__WHAT TO DO__
Word for word, retype every entry in the listing.

Figure collection entries
========

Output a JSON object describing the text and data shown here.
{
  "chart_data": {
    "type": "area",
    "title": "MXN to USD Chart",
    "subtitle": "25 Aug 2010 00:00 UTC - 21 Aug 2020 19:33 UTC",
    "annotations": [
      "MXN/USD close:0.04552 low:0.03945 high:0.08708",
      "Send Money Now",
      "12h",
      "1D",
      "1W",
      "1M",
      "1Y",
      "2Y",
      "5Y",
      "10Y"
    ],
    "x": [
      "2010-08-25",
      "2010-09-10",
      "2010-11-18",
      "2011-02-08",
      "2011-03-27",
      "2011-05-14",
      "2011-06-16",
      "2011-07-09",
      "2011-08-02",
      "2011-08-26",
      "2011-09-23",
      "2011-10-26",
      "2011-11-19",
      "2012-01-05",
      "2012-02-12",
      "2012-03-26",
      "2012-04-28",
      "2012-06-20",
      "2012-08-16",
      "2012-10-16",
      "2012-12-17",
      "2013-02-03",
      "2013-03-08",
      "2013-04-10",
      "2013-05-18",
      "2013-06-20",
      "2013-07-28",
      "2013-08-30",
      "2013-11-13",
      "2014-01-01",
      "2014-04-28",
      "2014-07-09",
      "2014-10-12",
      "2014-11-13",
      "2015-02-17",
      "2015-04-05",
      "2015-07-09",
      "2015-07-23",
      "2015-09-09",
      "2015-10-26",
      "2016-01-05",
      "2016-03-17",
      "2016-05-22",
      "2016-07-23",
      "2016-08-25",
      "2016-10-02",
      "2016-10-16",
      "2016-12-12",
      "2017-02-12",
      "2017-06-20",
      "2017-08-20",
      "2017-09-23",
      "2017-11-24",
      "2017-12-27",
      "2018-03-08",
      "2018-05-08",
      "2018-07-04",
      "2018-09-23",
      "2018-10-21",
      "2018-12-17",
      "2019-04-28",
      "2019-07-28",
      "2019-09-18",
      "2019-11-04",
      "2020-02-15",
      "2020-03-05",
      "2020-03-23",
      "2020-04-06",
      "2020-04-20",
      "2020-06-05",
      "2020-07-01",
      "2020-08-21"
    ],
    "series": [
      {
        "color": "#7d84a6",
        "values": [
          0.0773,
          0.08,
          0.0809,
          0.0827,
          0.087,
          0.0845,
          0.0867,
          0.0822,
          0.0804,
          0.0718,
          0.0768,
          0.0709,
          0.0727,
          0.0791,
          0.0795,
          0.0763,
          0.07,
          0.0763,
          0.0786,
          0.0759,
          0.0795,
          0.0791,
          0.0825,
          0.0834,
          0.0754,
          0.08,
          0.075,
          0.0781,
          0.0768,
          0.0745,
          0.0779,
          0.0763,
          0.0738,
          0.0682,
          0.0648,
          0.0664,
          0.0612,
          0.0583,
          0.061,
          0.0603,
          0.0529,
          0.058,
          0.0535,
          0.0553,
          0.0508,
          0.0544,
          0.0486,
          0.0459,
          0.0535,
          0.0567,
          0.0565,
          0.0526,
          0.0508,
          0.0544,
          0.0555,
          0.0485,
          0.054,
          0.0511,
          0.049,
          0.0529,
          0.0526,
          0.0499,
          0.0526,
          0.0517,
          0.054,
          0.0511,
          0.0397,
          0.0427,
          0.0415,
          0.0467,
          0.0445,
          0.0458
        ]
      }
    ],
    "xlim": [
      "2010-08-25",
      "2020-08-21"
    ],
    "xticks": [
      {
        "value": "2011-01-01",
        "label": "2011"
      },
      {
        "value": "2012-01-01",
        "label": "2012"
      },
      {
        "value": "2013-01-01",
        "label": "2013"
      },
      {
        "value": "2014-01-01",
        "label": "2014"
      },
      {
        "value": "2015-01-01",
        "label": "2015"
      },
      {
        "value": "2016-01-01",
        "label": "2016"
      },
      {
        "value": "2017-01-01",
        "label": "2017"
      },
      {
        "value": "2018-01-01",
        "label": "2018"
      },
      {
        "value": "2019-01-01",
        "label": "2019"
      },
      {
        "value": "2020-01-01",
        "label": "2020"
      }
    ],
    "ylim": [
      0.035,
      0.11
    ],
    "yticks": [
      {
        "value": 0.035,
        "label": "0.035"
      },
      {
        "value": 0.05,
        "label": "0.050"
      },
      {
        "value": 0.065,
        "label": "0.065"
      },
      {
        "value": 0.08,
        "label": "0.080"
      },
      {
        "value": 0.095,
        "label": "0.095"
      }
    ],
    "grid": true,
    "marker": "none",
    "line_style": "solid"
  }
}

========

__EXERCISE RESPONSE__
Output a JSON object describing the text and data shown here.
{
  "chart_data": {
    "type": "area",
    "title": "MXN to USD Chart",
    "subtitle": "25 Aug 2010 00:00 UTC - 21 Aug 2020 19:33 UTC",
    "annotations": [
      "MXN/USD close:0.04552 low:0.03945 high:0.08708",
      "Send Money Now",
      "12h",
      "1D",
      "1W",
      "1M",
      "1Y",
      "2Y",
      "5Y",
      "10Y"
    ],
    "x": [
      "2010-08-25",
      "2010-09-10",
      "2010-11-18",
      "2011-02-08",
      "2011-03-27",
      "2011-05-14",
      "2011-06-16",
      "2011-07-09",
      "2011-08-02",
      "2011-08-26",
      "2011-09-23",
      "2011-10-26",
      "2011-11-19",
      "2012-01-05",
      "2012-02-12",
      "2012-03-26",
      "2012-04-28",
      "2012-06-20",
      "2012-08-16",
      "2012-10-16",
      "2012-12-17",
      "2013-02-03",
      "2013-03-08",
      "2013-04-10",
      "2013-05-18",
      "2013-06-20",
      "2013-07-28",
      "2013-08-30",
      "2013-11-13",
      "2014-01-01",
      "2014-04-28",
      "2014-07-09",
      "2014-10-12",
      "2014-11-13",
      "2015-02-17",
      "2015-04-05",
      "2015-07-09",
      "2015-07-23",
      "2015-09-09",
      "2015-10-26",
      "2016-01-05",
      "2016-03-17",
      "2016-05-22",
      "2016-07-23",
      "2016-08-25",
      "2016-10-02",
      "2016-10-16",
      "2016-12-12",
      "2017-02-12",
      "2017-06-20",
      "2017-08-20",
      "2017-09-23",
      "2017-11-24",
      "2017-12-27",
      "2018-03-08",
      "2018-05-08",
      "2018-07-04",
      "2018-09-23",
      "2018-10-21",
      "2018-12-17",
      "2019-04-28",
      "2019-07-28",
      "2019-09-18",
      "2019-11-04",
      "2020-02-15",
      "2020-03-05",
      "2020-03-23",
      "2020-04-06",
      "2020-04-20",
      "2020-06-05",
      "2020-07-01",
      "2020-08-21"
    ],
    "series": [
      {
        "color": "#7d84a6",
        "values": [
          0.0773,
          0.08,
          0.0809,
          0.0827,
          0.087,
          0.0845,
          0.0867,
          0.0822,
          0.0804,
          0.0718,
          0.0768,
          0.0709,
          0.0727,
          0.0791,
          0.0795,
          0.0763,
          0.07,
          0.0763,
          0.0786,
          0.0759,
          0.0795,
          0.0791,
          0.0825,
          0.0834,
          0.0754,
          0.08,
          0.075,
          0.0781,
          0.0768,
          0.0745,
          0.0779,
          0.0763,
          0.0738,
          0.0682,
          0.0648,
          0.0664,
          0.0612,
          0.0583,
          0.061,
          0.0603,
          0.0529,
          0.058,
          0.0535,
          0.0553,
          0.0508,
          0.0544,
          0.0486,
          0.0459,
          0.0535,
          0.0567,
          0.0565,
          0.0526,
          0.0508,
          0.0544,
          0.0555,
          0.0485,
          0.054,
          0.0511,
          0.049,
          0.0529,
          0.0526,
          0.0499,
          0.0526,
          0.0517,
          0.054,
          0.0511,
          0.0397,
          0.0427,
          0.0415,
          0.0467,
          0.0445,
          0.0458
        ]
      }
    ],
    "xlim": [
      "2010-08-25",
      "2020-08-21"
    ],
    "xticks": [
      {
        "value": "2011-01-01",
        "label": "2011"
      },
      {
        "value": "2012-01-01",
        "label": "2012"
      },
      {
        "value": "2013-01-01",
        "label": "2013"
      },
      {
        "value": "2014-01-01",
        "label": "2014"
      },
      {
        "value": "2015-01-01",
        "label": "2015"
      },
      {
        "value": "2016-01-01",
        "label": "2016"
      },
      {
        "value": "2017-01-01",
        "label": "2017"
      },
      {
        "value": "2018-01-01",
        "label": "2018"
      },
      {
        "value": "2019-01-01",
        "label": "2019"
      },
      {
        "value": "2020-01-01",
        "label": "2020"
      }
    ],
    "ylim": [
      0.035,
      0.11
    ],
    "yticks": [
      {
        "value": 0.035,
        "label": "0.035"
      },
      {
        "value": 0.05,
        "label": "0.050"
      },
      {
        "value": 0.065,
        "label": "0.065"
      },
      {
        "value": 0.08,
        "label": "0.080"
      },
      {
        "value": 0.095,
        "label": "0.095"
      }
    ],
    "grid": true,
    "marker": "none",
    "line_style": "solid"
  }
}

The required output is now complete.